[Stored records]
===

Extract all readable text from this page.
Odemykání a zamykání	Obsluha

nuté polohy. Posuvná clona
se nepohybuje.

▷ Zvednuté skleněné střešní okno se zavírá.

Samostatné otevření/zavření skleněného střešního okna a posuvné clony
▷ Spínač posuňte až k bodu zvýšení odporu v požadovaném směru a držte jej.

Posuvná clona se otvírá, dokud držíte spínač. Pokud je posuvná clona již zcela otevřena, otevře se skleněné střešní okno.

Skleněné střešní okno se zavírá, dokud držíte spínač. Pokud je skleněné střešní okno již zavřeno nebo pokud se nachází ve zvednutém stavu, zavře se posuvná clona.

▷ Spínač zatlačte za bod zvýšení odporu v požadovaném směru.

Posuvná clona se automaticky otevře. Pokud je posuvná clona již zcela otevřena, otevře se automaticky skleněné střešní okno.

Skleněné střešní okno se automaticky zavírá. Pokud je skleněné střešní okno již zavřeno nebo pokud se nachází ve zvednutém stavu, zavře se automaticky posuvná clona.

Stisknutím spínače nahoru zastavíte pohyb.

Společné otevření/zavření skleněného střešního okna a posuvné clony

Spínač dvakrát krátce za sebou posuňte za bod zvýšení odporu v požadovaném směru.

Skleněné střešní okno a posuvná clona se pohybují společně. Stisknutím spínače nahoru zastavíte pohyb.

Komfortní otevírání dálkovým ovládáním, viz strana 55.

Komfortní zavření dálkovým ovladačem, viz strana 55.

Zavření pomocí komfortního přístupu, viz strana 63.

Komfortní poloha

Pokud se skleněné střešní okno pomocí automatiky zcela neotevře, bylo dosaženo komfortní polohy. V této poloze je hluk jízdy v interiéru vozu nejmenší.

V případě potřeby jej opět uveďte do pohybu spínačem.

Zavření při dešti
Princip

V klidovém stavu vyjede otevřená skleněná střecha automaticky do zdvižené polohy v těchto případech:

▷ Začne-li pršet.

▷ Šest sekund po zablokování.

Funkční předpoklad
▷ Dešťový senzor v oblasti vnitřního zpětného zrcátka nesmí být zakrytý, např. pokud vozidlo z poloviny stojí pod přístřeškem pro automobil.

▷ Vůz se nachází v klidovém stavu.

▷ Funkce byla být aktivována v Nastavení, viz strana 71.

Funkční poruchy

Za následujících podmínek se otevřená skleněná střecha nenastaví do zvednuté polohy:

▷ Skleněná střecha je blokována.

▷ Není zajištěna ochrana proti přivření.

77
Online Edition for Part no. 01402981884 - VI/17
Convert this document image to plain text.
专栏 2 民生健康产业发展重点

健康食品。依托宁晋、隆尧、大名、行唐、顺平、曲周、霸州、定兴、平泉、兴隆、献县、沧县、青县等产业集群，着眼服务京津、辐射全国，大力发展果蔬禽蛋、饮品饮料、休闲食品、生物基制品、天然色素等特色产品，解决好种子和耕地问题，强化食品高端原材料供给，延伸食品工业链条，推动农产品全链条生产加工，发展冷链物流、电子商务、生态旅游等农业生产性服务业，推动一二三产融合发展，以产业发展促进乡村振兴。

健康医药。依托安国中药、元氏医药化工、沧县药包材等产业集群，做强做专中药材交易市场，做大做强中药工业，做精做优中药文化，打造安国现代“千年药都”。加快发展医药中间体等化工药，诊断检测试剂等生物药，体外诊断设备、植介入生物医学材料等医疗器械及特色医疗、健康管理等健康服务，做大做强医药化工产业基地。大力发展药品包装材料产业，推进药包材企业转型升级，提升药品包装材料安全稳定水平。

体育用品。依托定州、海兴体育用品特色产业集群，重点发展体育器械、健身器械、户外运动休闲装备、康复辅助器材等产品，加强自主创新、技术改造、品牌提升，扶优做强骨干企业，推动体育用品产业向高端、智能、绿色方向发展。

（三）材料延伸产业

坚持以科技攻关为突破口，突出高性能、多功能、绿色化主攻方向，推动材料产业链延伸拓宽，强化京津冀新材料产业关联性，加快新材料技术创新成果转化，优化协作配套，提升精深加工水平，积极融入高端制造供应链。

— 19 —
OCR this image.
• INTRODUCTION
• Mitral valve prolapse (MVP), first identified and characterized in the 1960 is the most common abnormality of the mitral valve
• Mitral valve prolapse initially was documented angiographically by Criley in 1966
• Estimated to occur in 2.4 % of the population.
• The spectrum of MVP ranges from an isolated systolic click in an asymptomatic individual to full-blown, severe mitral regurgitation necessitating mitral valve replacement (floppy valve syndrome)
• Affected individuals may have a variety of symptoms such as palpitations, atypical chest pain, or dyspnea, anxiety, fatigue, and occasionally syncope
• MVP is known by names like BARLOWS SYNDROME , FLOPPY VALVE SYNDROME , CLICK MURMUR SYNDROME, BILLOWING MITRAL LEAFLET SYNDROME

===

Written instruction: State how many lines of the data include the word "skleněného", with nothing else.

Reply: 2